Task statement: Repeat every line of the listing below exactly, minus the pictures.

-- Start Exercise inputs --

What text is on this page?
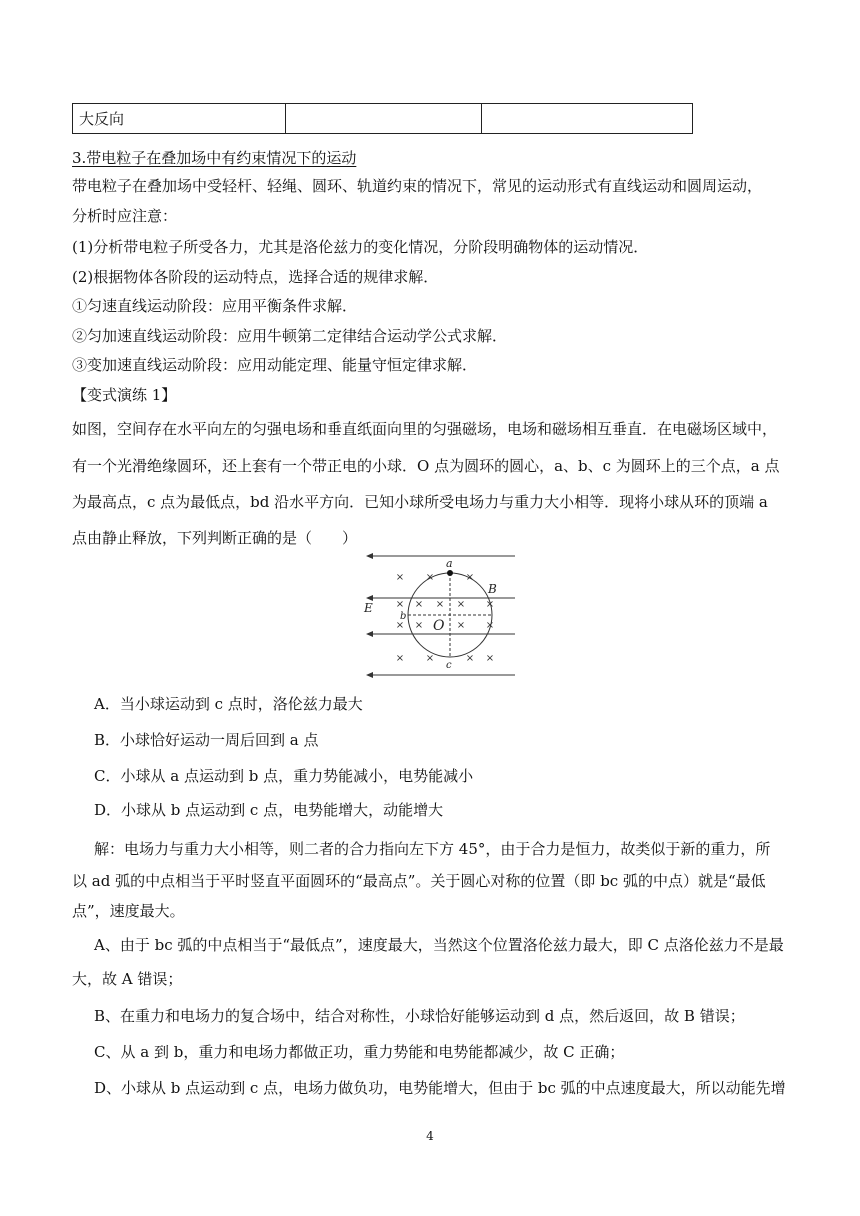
大反向		
3.带电粒子在叠加场中有约束情况下的运动
带电粒子在叠加场中受轻杆、轻绳、圆环、轨道约束的情况下，常见的运动形式有直线运动和圆周运动，
分析时应注意：
(1)分析带电粒子所受各力，尤其是洛伦兹力的变化情况，分阶段明确物体的运动情况．
(2)根据物体各阶段的运动特点，选择合适的规律求解．
①匀速直线运动阶段：应用平衡条件求解．
②匀加速直线运动阶段：应用牛顿第二定律结合运动学公式求解．
③变加速直线运动阶段：应用动能定理、能量守恒定律求解．
【变式演练 1】
如图，空间存在水平向左的匀强电场和垂直纸面向里的匀强磁场，电场和磁场相互垂直．在电磁场区域中，
有一个光滑绝缘圆环，还上套有一个带正电的小球．O 点为圆环的圆心，a、b、c 为圆环上的三个点，a 点
为最高点，c 点为最低点，bd 沿水平方向．已知小球所受电场力与重力大小相等．现将小球从环的顶端 a
点由静止释放，下列判断正确的是（　　）
× ×	×
× × × × ×
× ×	× ×
× ×	× ×
a
B
E
b
O
c
A．当小球运动到 c 点时，洛伦兹力最大
B．小球恰好运动一周后回到 a 点
C．小球从 a 点运动到 b 点，重力势能减小，电势能减小
D．小球从 b 点运动到 c 点，电势能增大，动能增大
解：电场力与重力大小相等，则二者的合力指向左下方 45°，由于合力是恒力，故类似于新的重力，所
以 ad 弧的中点相当于平时竖直平面圆环的“最高点”。关于圆心对称的位置（即 bc 弧的中点）就是“最低
点”，速度最大。
A、由于 bc 弧的中点相当于“最低点”，速度最大，当然这个位置洛伦兹力最大，即 C 点洛伦兹力不是最
大，故 A 错误；
B、在重力和电场力的复合场中，结合对称性，小球恰好能够运动到 d 点，然后返回，故 B 错误；
C、从 a 到 b，重力和电场力都做正功，重力势能和电势能都减少，故 C 正确；
D、小球从 b 点运动到 c 点，电场力做负功，电势能增大，但由于 bc 弧的中点速度最大，所以动能先增
4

-- End Exercise inputs --

Full response:
What text is on this page?
大反向		
3.带电粒子在叠加场中有约束情况下的运动
带电粒子在叠加场中受轻杆、轻绳、圆环、轨道约束的情况下，常见的运动形式有直线运动和圆周运动，
分析时应注意：
(1)分析带电粒子所受各力，尤其是洛伦兹力的变化情况，分阶段明确物体的运动情况．
(2)根据物体各阶段的运动特点，选择合适的规律求解．
①匀速直线运动阶段：应用平衡条件求解．
②匀加速直线运动阶段：应用牛顿第二定律结合运动学公式求解．
③变加速直线运动阶段：应用动能定理、能量守恒定律求解．
【变式演练 1】
如图，空间存在水平向左的匀强电场和垂直纸面向里的匀强磁场，电场和磁场相互垂直．在电磁场区域中，
有一个光滑绝缘圆环，还上套有一个带正电的小球．O 点为圆环的圆心，a、b、c 为圆环上的三个点，a 点
为最高点，c 点为最低点，bd 沿水平方向．已知小球所受电场力与重力大小相等．现将小球从环的顶端 a
点由静止释放，下列判断正确的是（　　）
× ×	×
× × × × ×
× ×	× ×
× ×	× ×
a
B
E
b
O
c
A．当小球运动到 c 点时，洛伦兹力最大
B．小球恰好运动一周后回到 a 点
C．小球从 a 点运动到 b 点，重力势能减小，电势能减小
D．小球从 b 点运动到 c 点，电势能增大，动能增大
解：电场力与重力大小相等，则二者的合力指向左下方 45°，由于合力是恒力，故类似于新的重力，所
以 ad 弧的中点相当于平时竖直平面圆环的“最高点”。关于圆心对称的位置（即 bc 弧的中点）就是“最低
点”，速度最大。
A、由于 bc 弧的中点相当于“最低点”，速度最大，当然这个位置洛伦兹力最大，即 C 点洛伦兹力不是最
大，故 A 错误；
B、在重力和电场力的复合场中，结合对称性，小球恰好能够运动到 d 点，然后返回，故 B 错误；
C、从 a 到 b，重力和电场力都做正功，重力势能和电势能都减少，故 C 正确；
D、小球从 b 点运动到 c 点，电场力做负功，电势能增大，但由于 bc 弧的中点速度最大，所以动能先增
4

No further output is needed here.